Gather all lines with "JSON" from the records.

---------- Supplied information

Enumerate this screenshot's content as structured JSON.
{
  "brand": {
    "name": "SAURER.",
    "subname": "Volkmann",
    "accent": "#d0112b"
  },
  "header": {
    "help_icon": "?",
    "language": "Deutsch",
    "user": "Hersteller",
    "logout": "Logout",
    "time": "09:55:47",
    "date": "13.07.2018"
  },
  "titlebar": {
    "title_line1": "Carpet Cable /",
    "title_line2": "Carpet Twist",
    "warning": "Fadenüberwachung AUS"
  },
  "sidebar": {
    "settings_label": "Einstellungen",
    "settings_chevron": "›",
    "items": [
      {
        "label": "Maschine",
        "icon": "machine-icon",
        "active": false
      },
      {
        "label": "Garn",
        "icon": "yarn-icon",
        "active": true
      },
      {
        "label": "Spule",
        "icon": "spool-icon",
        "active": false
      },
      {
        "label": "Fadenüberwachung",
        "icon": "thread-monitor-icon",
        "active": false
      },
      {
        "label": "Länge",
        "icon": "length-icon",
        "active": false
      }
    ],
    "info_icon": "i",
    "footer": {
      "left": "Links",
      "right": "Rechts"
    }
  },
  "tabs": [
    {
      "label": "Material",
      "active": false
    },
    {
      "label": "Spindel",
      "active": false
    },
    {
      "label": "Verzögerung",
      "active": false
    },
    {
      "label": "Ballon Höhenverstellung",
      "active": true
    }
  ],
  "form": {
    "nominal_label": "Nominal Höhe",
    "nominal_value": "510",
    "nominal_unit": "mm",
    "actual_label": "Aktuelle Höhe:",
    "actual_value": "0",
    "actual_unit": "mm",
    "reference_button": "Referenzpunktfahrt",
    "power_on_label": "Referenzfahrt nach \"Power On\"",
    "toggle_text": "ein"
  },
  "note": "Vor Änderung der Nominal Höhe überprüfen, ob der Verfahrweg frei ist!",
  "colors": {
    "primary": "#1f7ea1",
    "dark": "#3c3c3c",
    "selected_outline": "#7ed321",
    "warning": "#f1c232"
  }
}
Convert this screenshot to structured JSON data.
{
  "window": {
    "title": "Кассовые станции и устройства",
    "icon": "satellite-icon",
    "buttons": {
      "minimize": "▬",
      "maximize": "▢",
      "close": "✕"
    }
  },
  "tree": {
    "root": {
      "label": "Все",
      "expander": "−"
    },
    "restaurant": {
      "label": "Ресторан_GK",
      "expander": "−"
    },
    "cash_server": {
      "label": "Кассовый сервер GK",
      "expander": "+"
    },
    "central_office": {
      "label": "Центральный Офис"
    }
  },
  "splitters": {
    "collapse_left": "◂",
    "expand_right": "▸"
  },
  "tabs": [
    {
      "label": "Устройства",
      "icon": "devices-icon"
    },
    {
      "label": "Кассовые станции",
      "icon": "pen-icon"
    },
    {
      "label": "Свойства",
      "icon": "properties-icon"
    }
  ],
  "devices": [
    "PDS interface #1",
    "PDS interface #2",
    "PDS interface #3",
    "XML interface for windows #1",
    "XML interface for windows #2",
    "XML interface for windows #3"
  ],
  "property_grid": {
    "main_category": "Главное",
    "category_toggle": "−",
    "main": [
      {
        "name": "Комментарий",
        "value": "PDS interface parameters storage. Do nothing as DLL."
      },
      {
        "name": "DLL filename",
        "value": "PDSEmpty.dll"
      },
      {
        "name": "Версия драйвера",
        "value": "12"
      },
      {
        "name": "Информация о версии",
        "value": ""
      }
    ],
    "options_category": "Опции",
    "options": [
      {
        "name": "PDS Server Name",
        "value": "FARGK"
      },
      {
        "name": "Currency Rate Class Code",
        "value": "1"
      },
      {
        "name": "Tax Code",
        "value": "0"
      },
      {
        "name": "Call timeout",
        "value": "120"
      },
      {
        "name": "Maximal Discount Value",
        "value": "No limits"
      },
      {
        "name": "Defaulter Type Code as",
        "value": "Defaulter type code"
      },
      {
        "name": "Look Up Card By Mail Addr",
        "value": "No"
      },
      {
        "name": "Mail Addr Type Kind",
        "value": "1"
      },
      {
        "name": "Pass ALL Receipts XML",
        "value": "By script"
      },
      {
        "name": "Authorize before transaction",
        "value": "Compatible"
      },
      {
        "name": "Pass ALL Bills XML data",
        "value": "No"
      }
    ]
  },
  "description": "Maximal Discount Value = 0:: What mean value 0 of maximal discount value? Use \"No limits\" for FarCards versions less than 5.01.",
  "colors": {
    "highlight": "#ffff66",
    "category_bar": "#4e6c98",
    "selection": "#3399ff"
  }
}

--------------------

The answer:
Enumerate this screenshot's content as structured JSON.
Convert this screenshot to structured JSON data.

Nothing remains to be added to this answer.